• Exercise details: Filter the entries and keep only the lines where the string "совершение" appears.

*** Data listing

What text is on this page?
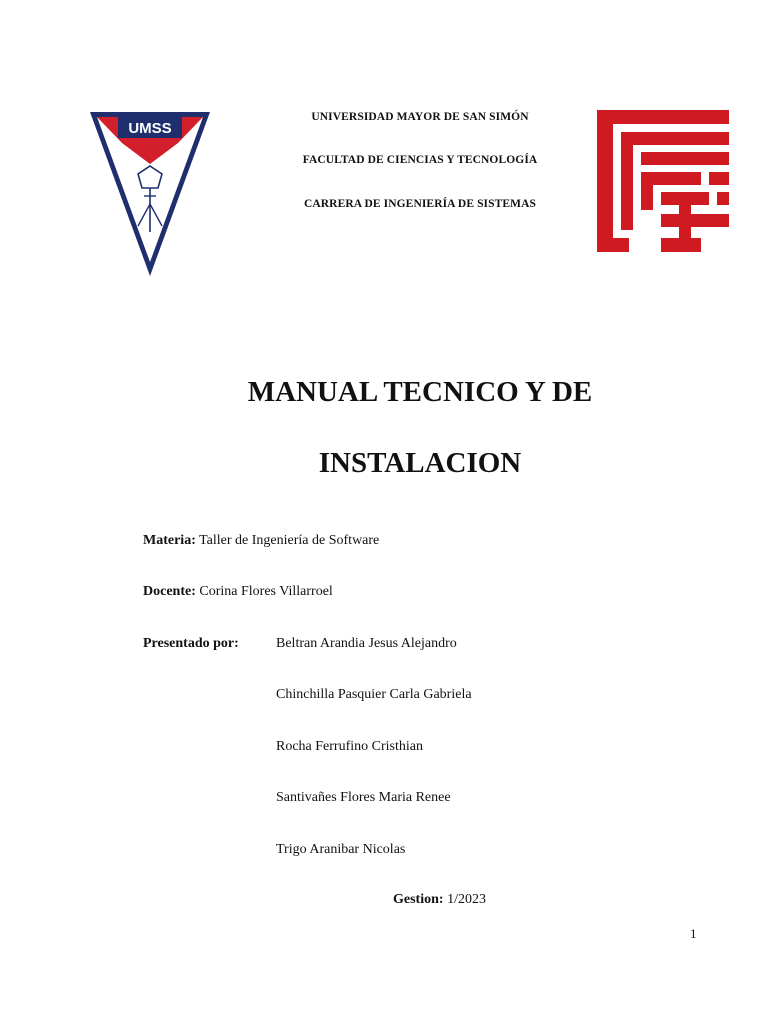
UMSS
UNIVERSIDAD MAYOR DE SAN SIMÓN
FACULTAD DE CIENCIAS Y TECNOLOGÍA
CARRERA DE INGENIERÍA DE SISTEMAS
MANUAL TECNICO Y DE
INSTALACION
Materia: Taller de Ingeniería de Software
Docente: Corina Flores Villarroel
Presentado por:	Beltran Arandia Jesus Alejandro
Chinchilla Pasquier Carla Gabriela
Rocha Ferrufino Cristhian
Santivañes Flores Maria Renee
Trigo Aranibar Nicolas
Gestion: 1/2023
1
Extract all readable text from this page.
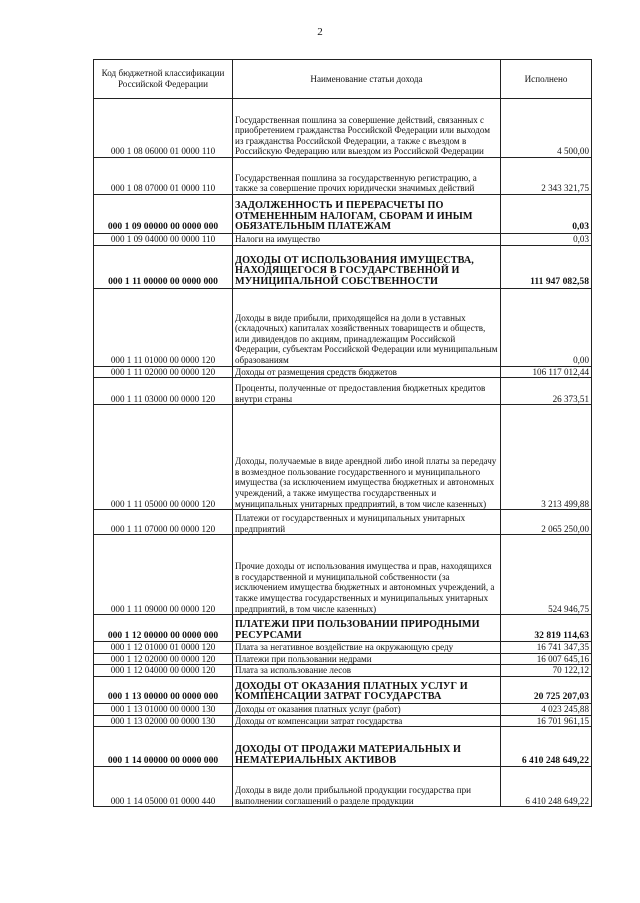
2
Код бюджетной классификации Российской Федерации	Наименование статьи дохода	Исполнено
000 1 08 06000 01 0000 110	Государственная пошлина за совершение действий, связанных с приобретением гражданства Российской Федерации или выходом из гражданства Российской Федерации, а также с въездом в Российскую Федерацию или выездом из Российской Федерации	4 500,00
000 1 08 07000 01 0000 110	Государственная пошлина за государственную регистрацию, а также за совершение прочих юридически значимых действий	2 343 321,75
000 1 09 00000 00 0000 000	ЗАДОЛЖЕННОСТЬ И ПЕРЕРАСЧЕТЫ ПО ОТМЕНЕННЫМ НАЛОГАМ, СБОРАМ И ИНЫМ ОБЯЗАТЕЛЬНЫМ ПЛАТЕЖАМ	0,03
000 1 09 04000 00 0000 110	Налоги на имущество	0,03
000 1 11 00000 00 0000 000	ДОХОДЫ ОТ ИСПОЛЬЗОВАНИЯ ИМУЩЕСТВА, НАХОДЯЩЕГОСЯ В ГОСУДАРСТВЕННОЙ И МУНИЦИПАЛЬНОЙ СОБСТВЕННОСТИ	111 947 082,58
000 1 11 01000 00 0000 120	Доходы в виде прибыли, приходящейся на доли в уставных (складочных) капиталах хозяйственных товариществ и обществ, или дивидендов по акциям, принадлежащим Российской Федерации, субъектам Российской Федерации или муниципальным образованиям	0,00
000 1 11 02000 00 0000 120	Доходы от размещения средств бюджетов	106 117 012,44
000 1 11 03000 00 0000 120	Проценты, полученные от предоставления бюджетных кредитов внутри страны	26 373,51
000 1 11 05000 00 0000 120	Доходы, получаемые в виде арендной либо иной платы за передачу в возмездное пользование государственного и муниципального имущества (за исключением имущества бюджетных и автономных учреждений, а также имущества государственных и муниципальных унитарных предприятий, в том числе казенных)	3 213 499,88
000 1 11 07000 00 0000 120	Платежи от государственных и муниципальных унитарных предприятий	2 065 250,00
000 1 11 09000 00 0000 120	Прочие доходы от использования имущества и прав, находящихся в государственной и муниципальной собственности (за исключением имущества бюджетных и автономных учреждений, а также имущества государственных и муниципальных унитарных предприятий, в том числе казенных)	524 946,75
000 1 12 00000 00 0000 000	ПЛАТЕЖИ ПРИ ПОЛЬЗОВАНИИ ПРИРОДНЫМИ РЕСУРСАМИ	32 819 114,63
000 1 12 01000 01 0000 120	Плата за негативное воздействие на окружающую среду	16 741 347,35
000 1 12 02000 00 0000 120	Платежи при пользовании недрами	16 007 645,16
000 1 12 04000 00 0000 120	Плата за использование лесов	70 122,12
000 1 13 00000 00 0000 000	ДОХОДЫ ОТ ОКАЗАНИЯ ПЛАТНЫХ УСЛУГ И КОМПЕНСАЦИИ ЗАТРАТ ГОСУДАРСТВА	20 725 207,03
000 1 13 01000 00 0000 130	Доходы от оказания платных услуг (работ)	4 023 245,88
000 1 13 02000 00 0000 130	Доходы от компенсации затрат государства	16 701 961,15
000 1 14 00000 00 0000 000	ДОХОДЫ ОТ ПРОДАЖИ МАТЕРИАЛЬНЫХ И НЕМАТЕРИАЛЬНЫХ АКТИВОВ	6 410 248 649,22
000 1 14 05000 01 0000 440	Доходы в виде доли прибыльной продукции государства при выполнении соглашений о разделе продукции	6 410 248 649,22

******

• Correct answer:
000 1 08 06000 01 0000 110	Государственная пошлина за совершение действий, связанных с приобретением гражданства Российской Федерации или выходом из гражданства Российской Федерации, а также с въездом в Российскую Федерацию или выездом из Российской Федерации	4 500,00
000 1 08 07000 01 0000 110	Государственная пошлина за государственную регистрацию, а также за совершение прочих юридически значимых действий	2 343 321,75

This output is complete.